**DIRECTIONS FOR THIS TASK**. Quote every line of the material beneath this one.

**EXCERPTED RECORDS**.
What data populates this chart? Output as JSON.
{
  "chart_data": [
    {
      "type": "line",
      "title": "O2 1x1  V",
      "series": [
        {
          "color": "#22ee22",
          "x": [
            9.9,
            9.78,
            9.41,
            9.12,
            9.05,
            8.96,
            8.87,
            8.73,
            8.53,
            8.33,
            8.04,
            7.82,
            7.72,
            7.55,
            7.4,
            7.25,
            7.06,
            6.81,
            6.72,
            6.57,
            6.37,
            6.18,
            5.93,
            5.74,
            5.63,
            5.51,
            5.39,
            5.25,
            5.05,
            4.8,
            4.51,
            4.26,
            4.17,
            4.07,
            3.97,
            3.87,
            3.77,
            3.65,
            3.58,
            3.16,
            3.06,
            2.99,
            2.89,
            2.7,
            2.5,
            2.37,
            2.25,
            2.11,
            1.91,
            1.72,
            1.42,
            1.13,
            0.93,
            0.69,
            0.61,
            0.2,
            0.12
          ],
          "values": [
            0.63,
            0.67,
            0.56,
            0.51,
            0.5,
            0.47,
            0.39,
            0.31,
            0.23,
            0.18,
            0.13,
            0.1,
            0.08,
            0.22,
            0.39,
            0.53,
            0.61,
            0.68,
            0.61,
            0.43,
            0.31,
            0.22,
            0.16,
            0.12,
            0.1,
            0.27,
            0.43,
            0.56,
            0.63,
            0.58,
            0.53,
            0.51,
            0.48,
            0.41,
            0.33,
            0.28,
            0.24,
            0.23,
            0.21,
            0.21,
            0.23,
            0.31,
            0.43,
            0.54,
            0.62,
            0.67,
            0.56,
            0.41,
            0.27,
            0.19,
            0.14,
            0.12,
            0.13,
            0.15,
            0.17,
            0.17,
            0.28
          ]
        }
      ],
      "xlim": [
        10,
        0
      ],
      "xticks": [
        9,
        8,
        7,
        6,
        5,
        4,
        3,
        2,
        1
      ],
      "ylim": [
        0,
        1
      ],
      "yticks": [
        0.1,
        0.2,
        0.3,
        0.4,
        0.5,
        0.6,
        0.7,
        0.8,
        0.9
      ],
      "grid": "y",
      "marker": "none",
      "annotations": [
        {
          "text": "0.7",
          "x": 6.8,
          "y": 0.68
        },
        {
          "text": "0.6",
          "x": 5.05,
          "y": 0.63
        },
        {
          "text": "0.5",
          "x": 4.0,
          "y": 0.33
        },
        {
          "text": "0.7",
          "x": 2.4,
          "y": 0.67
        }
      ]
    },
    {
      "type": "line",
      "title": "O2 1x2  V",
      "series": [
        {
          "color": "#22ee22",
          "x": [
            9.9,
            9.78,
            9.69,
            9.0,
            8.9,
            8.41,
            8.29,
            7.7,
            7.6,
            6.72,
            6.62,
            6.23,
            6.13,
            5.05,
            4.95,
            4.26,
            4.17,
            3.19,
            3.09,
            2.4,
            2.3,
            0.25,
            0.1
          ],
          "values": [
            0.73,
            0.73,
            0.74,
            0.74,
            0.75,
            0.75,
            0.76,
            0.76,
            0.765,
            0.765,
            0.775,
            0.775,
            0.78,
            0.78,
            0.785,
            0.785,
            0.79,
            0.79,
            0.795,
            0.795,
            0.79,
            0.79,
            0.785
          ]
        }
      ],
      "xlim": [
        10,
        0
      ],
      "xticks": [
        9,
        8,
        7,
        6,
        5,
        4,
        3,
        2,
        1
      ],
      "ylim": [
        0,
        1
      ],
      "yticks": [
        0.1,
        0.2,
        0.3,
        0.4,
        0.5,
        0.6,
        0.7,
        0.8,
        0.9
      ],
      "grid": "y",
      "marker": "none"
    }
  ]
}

**FINISHED TASK**.
What data populates this chart? Output as JSON.
{
  "chart_data": [
    {
      "type": "line",
      "title": "O2 1x1  V",
      "series": [
        {
          "color": "#22ee22",
          "x": [
            9.9,
            9.78,
            9.41,
            9.12,
            9.05,
            8.96,
            8.87,
            8.73,
            8.53,
            8.33,
            8.04,
            7.82,
            7.72,
            7.55,
            7.4,
            7.25,
            7.06,
            6.81,
            6.72,
            6.57,
            6.37,
            6.18,
            5.93,
            5.74,
            5.63,
            5.51,
            5.39,
            5.25,
            5.05,
            4.8,
            4.51,
            4.26,
            4.17,
            4.07,
            3.97,
            3.87,
            3.77,
            3.65,
            3.58,
            3.16,
            3.06,
            2.99,
            2.89,
            2.7,
            2.5,
            2.37,
            2.25,
            2.11,
            1.91,
            1.72,
            1.42,
            1.13,
            0.93,
            0.69,
            0.61,
            0.2,
            0.12
          ],
          "values": [
            0.63,
            0.67,
            0.56,
            0.51,
            0.5,
            0.47,
            0.39,
            0.31,
            0.23,
            0.18,
            0.13,
            0.1,
            0.08,
            0.22,
            0.39,
            0.53,
            0.61,
            0.68,
            0.61,
            0.43,
            0.31,
            0.22,
            0.16,
            0.12,
            0.1,
            0.27,
            0.43,
            0.56,
            0.63,
            0.58,
            0.53,
            0.51,
            0.48,
            0.41,
            0.33,
            0.28,
            0.24,
            0.23,
            0.21,
            0.21,
            0.23,
            0.31,
            0.43,
            0.54,
            0.62,
            0.67,
            0.56,
            0.41,
            0.27,
            0.19,
            0.14,
            0.12,
            0.13,
            0.15,
            0.17,
            0.17,
            0.28
          ]
        }
      ],
      "xlim": [
        10,
        0
      ],
      "xticks": [
        9,
        8,
        7,
        6,
        5,
        4,
        3,
        2,
        1
      ],
      "ylim": [
        0,
        1
      ],
      "yticks": [
        0.1,
        0.2,
        0.3,
        0.4,
        0.5,
        0.6,
        0.7,
        0.8,
        0.9
      ],
      "grid": "y",
      "marker": "none",
      "annotations": [
        {
          "text": "0.7",
          "x": 6.8,
          "y": 0.68
        },
        {
          "text": "0.6",
          "x": 5.05,
          "y": 0.63
        },
        {
          "text": "0.5",
          "x": 4.0,
          "y": 0.33
        },
        {
          "text": "0.7",
          "x": 2.4,
          "y": 0.67
        }
      ]
    },
    {
      "type": "line",
      "title": "O2 1x2  V",
      "series": [
        {
          "color": "#22ee22",
          "x": [
            9.9,
            9.78,
            9.69,
            9.0,
            8.9,
            8.41,
            8.29,
            7.7,
            7.6,
            6.72,
            6.62,
            6.23,
            6.13,
            5.05,
            4.95,
            4.26,
            4.17,
            3.19,
            3.09,
            2.4,
            2.3,
            0.25,
            0.1
          ],
          "values": [
            0.73,
            0.73,
            0.74,
            0.74,
            0.75,
            0.75,
            0.76,
            0.76,
            0.765,
            0.765,
            0.775,
            0.775,
            0.78,
            0.78,
            0.785,
            0.785,
            0.79,
            0.79,
            0.795,
            0.795,
            0.79,
            0.79,
            0.785
          ]
        }
      ],
      "xlim": [
        10,
        0
      ],
      "xticks": [
        9,
        8,
        7,
        6,
        5,
        4,
        3,
        2,
        1
      ],
      "ylim": [
        0,
        1
      ],
      "yticks": [
        0.1,
        0.2,
        0.3,
        0.4,
        0.5,
        0.6,
        0.7,
        0.8,
        0.9
      ],
      "grid": "y",
      "marker": "none"
    }
  ]
}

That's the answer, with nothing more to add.